Activity. Answer with a bare number: the count of lines in the records below that have the word "非条件反射".

Information given.
[Start of Attachment]

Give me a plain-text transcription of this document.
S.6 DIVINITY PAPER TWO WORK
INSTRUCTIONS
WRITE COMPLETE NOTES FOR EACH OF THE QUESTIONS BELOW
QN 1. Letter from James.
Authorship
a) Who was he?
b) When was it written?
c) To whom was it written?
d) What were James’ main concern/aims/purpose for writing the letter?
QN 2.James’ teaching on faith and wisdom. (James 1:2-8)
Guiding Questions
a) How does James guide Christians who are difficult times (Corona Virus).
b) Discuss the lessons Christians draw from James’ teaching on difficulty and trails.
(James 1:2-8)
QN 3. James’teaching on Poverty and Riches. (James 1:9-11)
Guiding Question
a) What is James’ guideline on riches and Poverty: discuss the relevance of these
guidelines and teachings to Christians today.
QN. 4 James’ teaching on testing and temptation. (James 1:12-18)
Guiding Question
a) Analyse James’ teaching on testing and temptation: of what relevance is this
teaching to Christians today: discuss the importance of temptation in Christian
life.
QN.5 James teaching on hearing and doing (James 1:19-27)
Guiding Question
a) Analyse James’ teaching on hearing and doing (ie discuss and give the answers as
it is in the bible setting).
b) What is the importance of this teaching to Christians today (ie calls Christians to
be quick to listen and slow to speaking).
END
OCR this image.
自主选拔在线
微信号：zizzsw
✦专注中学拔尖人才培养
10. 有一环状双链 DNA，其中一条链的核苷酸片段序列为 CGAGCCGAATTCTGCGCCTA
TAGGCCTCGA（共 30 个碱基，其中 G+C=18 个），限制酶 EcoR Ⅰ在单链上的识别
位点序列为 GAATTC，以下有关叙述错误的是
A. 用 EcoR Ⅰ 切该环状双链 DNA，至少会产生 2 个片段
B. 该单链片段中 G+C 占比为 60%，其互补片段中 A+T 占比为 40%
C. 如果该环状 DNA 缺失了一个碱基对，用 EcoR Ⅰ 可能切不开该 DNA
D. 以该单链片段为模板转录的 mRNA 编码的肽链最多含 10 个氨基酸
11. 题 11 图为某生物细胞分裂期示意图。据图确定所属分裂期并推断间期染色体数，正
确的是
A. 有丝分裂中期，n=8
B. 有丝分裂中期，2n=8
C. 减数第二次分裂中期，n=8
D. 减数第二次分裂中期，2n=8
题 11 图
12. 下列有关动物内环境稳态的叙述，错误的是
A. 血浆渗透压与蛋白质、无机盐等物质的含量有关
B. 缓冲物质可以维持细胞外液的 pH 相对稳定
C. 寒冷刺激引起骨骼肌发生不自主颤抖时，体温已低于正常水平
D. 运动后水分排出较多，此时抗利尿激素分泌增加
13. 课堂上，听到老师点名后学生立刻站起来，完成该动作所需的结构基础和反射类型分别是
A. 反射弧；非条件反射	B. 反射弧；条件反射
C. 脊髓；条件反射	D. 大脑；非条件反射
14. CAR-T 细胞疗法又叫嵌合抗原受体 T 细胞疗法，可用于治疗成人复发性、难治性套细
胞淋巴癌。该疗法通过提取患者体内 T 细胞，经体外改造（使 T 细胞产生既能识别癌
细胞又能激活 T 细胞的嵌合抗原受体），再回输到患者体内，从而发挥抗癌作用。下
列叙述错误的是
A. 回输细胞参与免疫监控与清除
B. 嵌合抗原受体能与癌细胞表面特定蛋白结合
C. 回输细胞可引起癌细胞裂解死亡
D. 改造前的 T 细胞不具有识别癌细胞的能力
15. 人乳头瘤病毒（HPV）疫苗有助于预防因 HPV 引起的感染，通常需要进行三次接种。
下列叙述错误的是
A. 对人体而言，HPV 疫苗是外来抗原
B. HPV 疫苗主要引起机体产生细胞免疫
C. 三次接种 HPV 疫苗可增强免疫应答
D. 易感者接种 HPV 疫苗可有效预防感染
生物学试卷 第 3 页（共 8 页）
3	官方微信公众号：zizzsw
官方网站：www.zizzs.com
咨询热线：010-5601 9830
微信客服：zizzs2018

[End of Attachment]

Answer to this problem. 2